• [Desafíos]:
1. Determine si las afirmaciones (a) «La escena transcurre en una mañana de agosto», (b) «La fotografía submarina es obra de Antonio Belda» y (c) «El narrador salta al agua de espaldas» concuerdan con el extracto sobre el buceo. Responda sí o no a cada una y cite textualmente las palabras que lo deciden.
2. Según el extracto sobre el buceo, ¿dónde se asegura la nave tras unos minutos?
3. Extraiga del extracto sobre el buceo el pasaje que va desde "Yo que sulcar, digo" hasta "se deja atrás.", incluido este último.

• [Extracto de la fuente]:

┌────────

En las profundidades del Leteo

Antonio Belda

Fotografía submarina: Débora Carchenilla

Vista del océano en atardecer con cielo en tonos pastel y árboles en primer plano.

El sonido ronco del motor fueraborda y la bruma salitre acompañan mi silencio reverencial. Los aún perezosos rayos de sol y la brisa mañanera de agosto acaronan mi cuerpo y preparan mi espíritu para lo que está por acontecer. Poco a poco, los pensamientos enmudecen y se desembarazan los nudos y las escaras de la cotidianidad que molestan a la contemplación del misterio.

El barquero enfila la travesía con la seguridad que otorga el buen oficio. Las notas de su silbido parecen susurrar los versos de Calderón:

Yo que sulcar, digo otra vez, me veo

sobre las negras ondas del Leteo

a quien lo letal otro sentido

ha de llamar el río del olvido”.


[Pedro Calderón de la Barca, El divino Orfeo, 1663).

Tras unos minutos, la nave se asegura en el muerto. Con la emoción del misacantano, pero con la experiencia del mitrado, desestibo mi equipo y me lo coloco a la espalda. Espero impaciente la señal del barquero para saltar. Es el del buceo un salto, como el de la muerte, ciego hacia atrás, pero siempre confiado en que la barrera que se está por franquear es mejor que la que se deja atrás.

└────────

• [Datos]:
┌────────

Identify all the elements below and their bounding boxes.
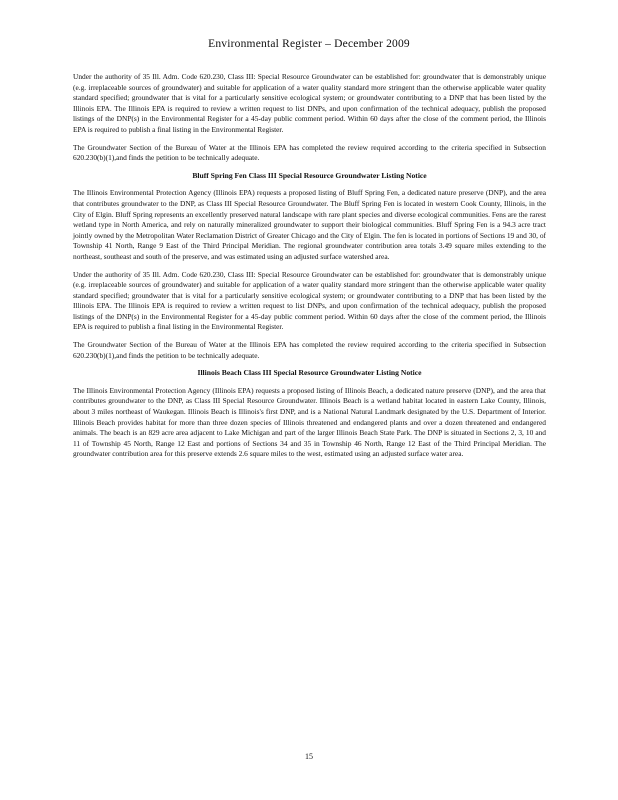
page-header: Environmental Register – December 2009 bbox=[208, 38, 410, 50]
paragraph-review-2: The Groundwater Section of the Bureau of Water at the Illinois EPA has completed the review required according to the criteria specified in Subsection 620.230(b)(1),and finds the petition to be technically adequate. bbox=[73, 340, 546, 360]
paragraph-review-1: The Groundwater Section of the Bureau of Water at the Illinois EPA has completed the review required according to the criteria specified in Subsection 620.230(b)(1),and finds the petition to be technically adequate. bbox=[73, 142, 546, 163]
paragraph-authority-1: Under the authority of 35 Ill. Adm. Code 620.230, Class III: Special Resource Groundwater can be established for: groundwater that is demonstrably unique (e.g. irreplaceable sources of groundwater) and suitable for application of a water quality standard more stringent than the otherwise applicable water quality standard specified; groundwater that is vital for a particularly sensitive ecological system; or groundwater contributing to a DNP that has been listed by the Illinois EPA. The Illinois EPA is required to review a written request to list DNPs, and upon confirmation of the technical adequacy, publish the proposed listings of the DNP(s) in the Environmental Register for a 45-day public comment period. Within 60 days after the close of the comment period, the Illinois EPA is required to publish a final listing in the Environmental Register. bbox=[73, 72, 546, 134]
document-body bbox=[73, 72, 546, 467]
page-number: 15 bbox=[305, 752, 313, 761]
paragraph-bluff-spring: The Illinois Environmental Protection Agency (Illinois EPA) requests a proposed listing of Bluff Spring Fen, a dedicated nature preserve (DNP), and the area that contributes groundwater to the DNP, as Class III Special Resource Groundwater. The Bluff Spring Fen is located in western Cook County, Illinois, in the City of Elgin. Bluff Spring represents an excellently preserved natural landscape with rare plant species and diverse ecological communities. Fens are the rarest wetland type in North America, and rely on naturally mineralized groundwater to support their biological communities. Bluff Spring Fen is a 94.3 acre tract jointly owned by the Metropolitan Water Reclamation District of Greater Chicago and the City of Elgin. The fen is located in portions of Sections 19 and 30, of Township 41 North, Range 9 East of the Third Principal Meridian. The regional groundwater contribution area totals 3.49 square miles extending to the northeast, southeast and south of the preserve, and was estimated using an adjusted surface watershed area. bbox=[73, 188, 546, 261]
section-heading-illinois-beach: Illinois Beach Class III Special Resource Groundwater Listing Notice bbox=[197, 368, 422, 378]
section-heading-bluff-spring: Bluff Spring Fen Class III Special Resource Groundwater Listing Notice bbox=[192, 170, 427, 180]
paragraph-authority-2: Under the authority of 35 Ill. Adm. Code 620.230, Class III: Special Resource Groundwater can be established for: groundwater that is demonstrably unique (e.g. irreplaceable sources of groundwater) and suitable for application of a water quality standard more stringent than the otherwise applicable water quality standard specified; groundwater that is vital for a particularly sensitive ecological system; or groundwater contributing to a DNP that has been listed by the Illinois EPA. The Illinois EPA is required to review a written request to list DNPs, and upon confirmation of the technical adequacy, publish the proposed listings of the DNP(s) in the Environmental Register for a 45-day public comment period. Within 60 days after the close of the comment period, the Illinois EPA is required to publish a final listing in the Environmental Register. bbox=[73, 269, 546, 332]
paragraph-illinois-beach: The Illinois Environmental Protection Agency (Illinois EPA) requests a proposed listing of Illinois Beach, a dedicated nature preserve (DNP), and the area that contributes groundwater to the DNP, as Class III Special Resource Groundwater. Illinois Beach is a wetland habitat located in eastern Lake County, Illinois, about 3 miles northeast of Waukegan. Illinois Beach is Illinois's first DNP, and is a National Natural Landmark designated by the U.S. Department of Interior. Illinois Beach provides habitat for more than three dozen species of Illinois threatened and endangered plants and over a dozen threatened and endangered animals. The beach is an 829 acre area adjacent to Lake Michigan and part of the larger Illinois Beach State Park. The DNP is situated in Sections 2, 3, 10 and 11 of Township 45 North, Range 12 East and portions of Sections 34 and 35 in Township 46 North, Range 12 East of the Third Principal Meridian. The groundwater contribution area for this preserve extends 2.6 square miles to the west, estimated using an adjusted surface water area. bbox=[73, 385, 546, 459]
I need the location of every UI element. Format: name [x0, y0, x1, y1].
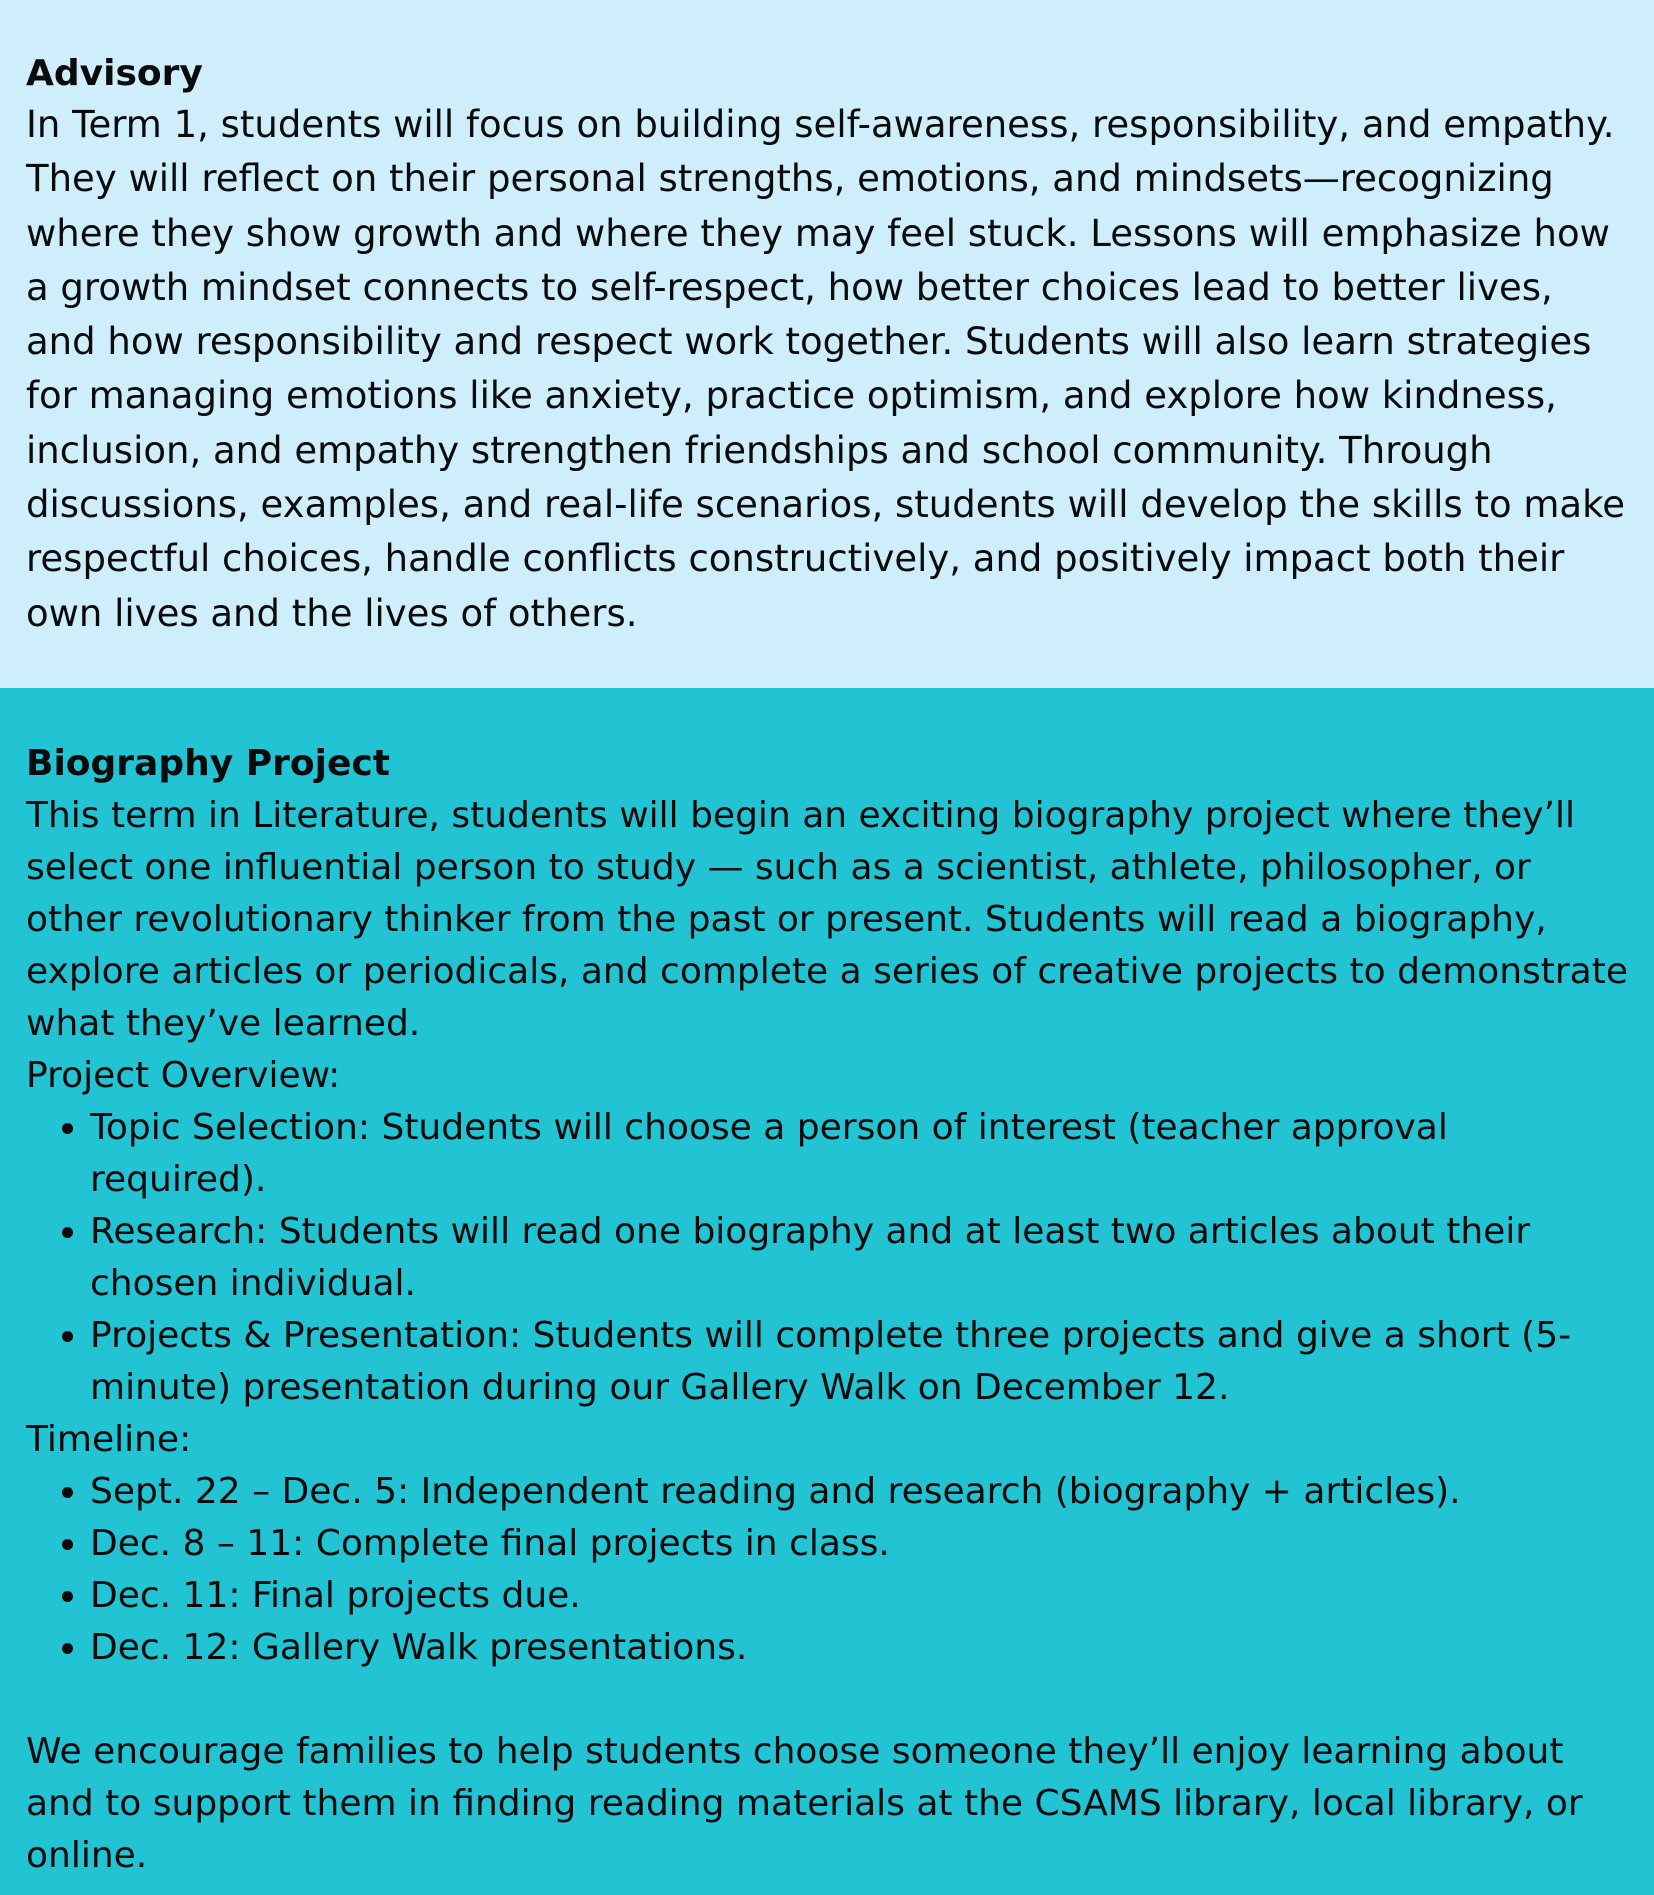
spacer [26, 1674, 1634, 1726]
list-item: • Research: Students will read one biography and at least two articles about their chosen individual. [90, 1206, 1634, 1310]
project-overview-list [26, 1102, 1634, 1414]
list-item: • Dec. 8 – 11: Complete final projects in class. [90, 1518, 1634, 1570]
list-item: • Sept. 22 – Dec. 5: Independent reading and research (biography + articles). [90, 1466, 1634, 1518]
timeline-list [26, 1466, 1634, 1674]
list-item: • Dec. 11: Final projects due. [90, 1570, 1634, 1622]
biography-intro: This term in Literature, students will begin an exciting biography project where they’ll select one influential person to study — such as a scientist, athlete, philosopher, or other revolutionary thinker from the past or present. Students will read a biography, explore articles or periodicals, and complete a series of creative projects to demonstrate what they’ve learned. [26, 795, 1628, 1044]
list-item: • Projects & Presentation: Students will complete three projects and give a short (5-minute) presentation during our Gallery Walk on December 12. [90, 1310, 1634, 1414]
closing-paragraph: We encourage families to help students choose someone they’ll enjoy learning about and to support them in finding reading materials at the CSAMS library, local library, or online. [26, 1731, 1583, 1876]
timeline-label: Timeline: [26, 1419, 192, 1460]
biography-section [0, 688, 1654, 1895]
list-item: • Topic Selection: Students will choose a person of interest (teacher approval required). [90, 1102, 1634, 1206]
advisory-section [0, 0, 1654, 688]
advisory-heading: Advisory [26, 53, 203, 94]
list-item: • Dec. 12: Gallery Walk presentations. [90, 1622, 1634, 1674]
biography-heading: Biography Project [26, 743, 390, 784]
project-overview-label: Project Overview: [26, 1055, 341, 1096]
advisory-body: In Term 1, students will focus on building self-awareness, responsibility, and empathy. They will reflect on their personal strengths, emotions, and mindsets—recognizing where they show growth and where they may feel stuck. Lessons will emphasize how a growth mindset connects to self-respect, how better choices lead to better lives, and how responsibility and respect work together. Students will also learn strategies for managing emotions like anxiety, practice optimism, and explore how kindness, inclusion, and empathy strengthen friendships and school community. Through discussions, examples, and real-life scenarios, students will develop the skills to make respectful choices, handle conflicts constructively, and positively impact both their own lives and the lives of others. [26, 103, 1625, 635]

└────────

• [Respuestas]:
1.
(a) Sí: «la brisa mañanera de agosto».
(b) No: «Fotografía submarina: Débora Carchenilla».
(c) Sí: «ciego hacia atrás».

2. En el muerto.

3.
Yo que sulcar, digo otra vez, me veo

sobre las negras ondas del Leteo

a quien lo letal otro sentido

ha de llamar el río del olvido”.


[Pedro Calderón de la Barca, El divino Orfeo, 1663).

Tras unos minutos, la nave se asegura en el muerto. Con la emoción del misacantano, pero con la experiencia del mitrado, desestibo mi equipo y me lo coloco a la espalda. Espero impaciente la señal del barquero para saltar. Es el del buceo un salto, como el de la muerte, ciego hacia atrás, pero siempre confiado en que la barrera que se está por franquear es mejor que la que se deja atrás.